_DATA EXTRACT_.
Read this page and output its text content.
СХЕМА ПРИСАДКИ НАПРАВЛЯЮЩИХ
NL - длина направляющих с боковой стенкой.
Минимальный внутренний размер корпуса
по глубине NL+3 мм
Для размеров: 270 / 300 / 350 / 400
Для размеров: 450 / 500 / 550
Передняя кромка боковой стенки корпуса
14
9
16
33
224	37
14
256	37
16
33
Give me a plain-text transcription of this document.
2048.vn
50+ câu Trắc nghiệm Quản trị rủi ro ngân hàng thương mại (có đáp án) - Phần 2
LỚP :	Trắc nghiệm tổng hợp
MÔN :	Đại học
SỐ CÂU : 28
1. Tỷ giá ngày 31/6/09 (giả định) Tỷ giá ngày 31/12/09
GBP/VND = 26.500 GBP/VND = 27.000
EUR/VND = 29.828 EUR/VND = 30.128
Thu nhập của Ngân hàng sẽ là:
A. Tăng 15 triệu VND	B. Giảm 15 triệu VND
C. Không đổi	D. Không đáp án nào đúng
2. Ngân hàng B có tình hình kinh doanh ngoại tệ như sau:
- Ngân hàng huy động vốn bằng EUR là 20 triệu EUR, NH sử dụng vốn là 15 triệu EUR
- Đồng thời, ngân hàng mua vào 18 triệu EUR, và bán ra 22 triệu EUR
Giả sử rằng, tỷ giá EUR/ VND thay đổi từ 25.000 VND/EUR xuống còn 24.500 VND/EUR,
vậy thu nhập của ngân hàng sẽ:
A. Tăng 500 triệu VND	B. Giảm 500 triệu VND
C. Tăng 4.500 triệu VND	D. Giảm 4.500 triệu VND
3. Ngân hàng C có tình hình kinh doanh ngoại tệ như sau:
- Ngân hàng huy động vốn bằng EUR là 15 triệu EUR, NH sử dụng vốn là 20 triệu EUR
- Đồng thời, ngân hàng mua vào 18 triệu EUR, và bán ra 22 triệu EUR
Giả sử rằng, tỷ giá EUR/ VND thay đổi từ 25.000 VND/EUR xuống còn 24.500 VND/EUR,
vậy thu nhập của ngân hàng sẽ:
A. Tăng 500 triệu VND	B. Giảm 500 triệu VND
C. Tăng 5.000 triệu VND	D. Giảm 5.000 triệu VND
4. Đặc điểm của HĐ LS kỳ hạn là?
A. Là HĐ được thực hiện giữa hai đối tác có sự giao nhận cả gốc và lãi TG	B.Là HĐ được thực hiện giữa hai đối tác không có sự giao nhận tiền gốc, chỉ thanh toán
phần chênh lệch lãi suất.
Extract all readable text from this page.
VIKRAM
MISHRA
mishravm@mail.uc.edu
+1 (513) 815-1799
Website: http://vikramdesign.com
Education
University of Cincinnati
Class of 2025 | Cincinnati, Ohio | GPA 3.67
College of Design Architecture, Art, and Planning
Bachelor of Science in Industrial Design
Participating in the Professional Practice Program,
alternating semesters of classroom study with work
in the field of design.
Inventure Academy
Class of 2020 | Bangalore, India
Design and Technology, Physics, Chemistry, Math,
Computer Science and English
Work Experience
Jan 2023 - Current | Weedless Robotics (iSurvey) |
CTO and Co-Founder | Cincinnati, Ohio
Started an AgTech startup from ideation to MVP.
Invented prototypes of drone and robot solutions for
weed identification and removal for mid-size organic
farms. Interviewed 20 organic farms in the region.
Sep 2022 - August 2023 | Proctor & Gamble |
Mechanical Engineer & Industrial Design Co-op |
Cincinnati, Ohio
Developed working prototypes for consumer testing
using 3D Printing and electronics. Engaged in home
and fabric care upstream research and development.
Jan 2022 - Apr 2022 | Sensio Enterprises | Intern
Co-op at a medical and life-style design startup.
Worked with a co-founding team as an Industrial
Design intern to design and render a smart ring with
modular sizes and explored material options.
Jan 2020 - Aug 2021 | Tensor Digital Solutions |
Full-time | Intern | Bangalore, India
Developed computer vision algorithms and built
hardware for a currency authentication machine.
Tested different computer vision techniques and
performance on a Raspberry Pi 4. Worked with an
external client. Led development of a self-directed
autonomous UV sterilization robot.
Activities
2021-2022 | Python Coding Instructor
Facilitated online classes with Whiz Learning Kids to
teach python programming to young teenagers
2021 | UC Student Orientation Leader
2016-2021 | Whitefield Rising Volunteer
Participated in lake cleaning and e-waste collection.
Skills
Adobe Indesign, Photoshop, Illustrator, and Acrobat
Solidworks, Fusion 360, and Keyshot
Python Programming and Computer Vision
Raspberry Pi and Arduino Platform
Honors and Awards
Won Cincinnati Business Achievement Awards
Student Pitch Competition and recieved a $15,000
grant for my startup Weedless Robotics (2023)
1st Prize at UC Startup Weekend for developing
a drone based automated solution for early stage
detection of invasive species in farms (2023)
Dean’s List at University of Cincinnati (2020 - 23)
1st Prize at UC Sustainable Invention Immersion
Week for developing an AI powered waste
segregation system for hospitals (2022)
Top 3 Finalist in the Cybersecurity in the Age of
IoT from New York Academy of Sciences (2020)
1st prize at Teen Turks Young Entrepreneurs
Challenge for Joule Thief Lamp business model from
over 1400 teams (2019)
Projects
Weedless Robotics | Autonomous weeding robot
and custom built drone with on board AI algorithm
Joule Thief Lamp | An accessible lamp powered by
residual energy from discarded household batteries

_EXERCISE DESCRIPTION_. Look through the material and say how many lines hold "page". Give the number only.

_THE RESULT_. 2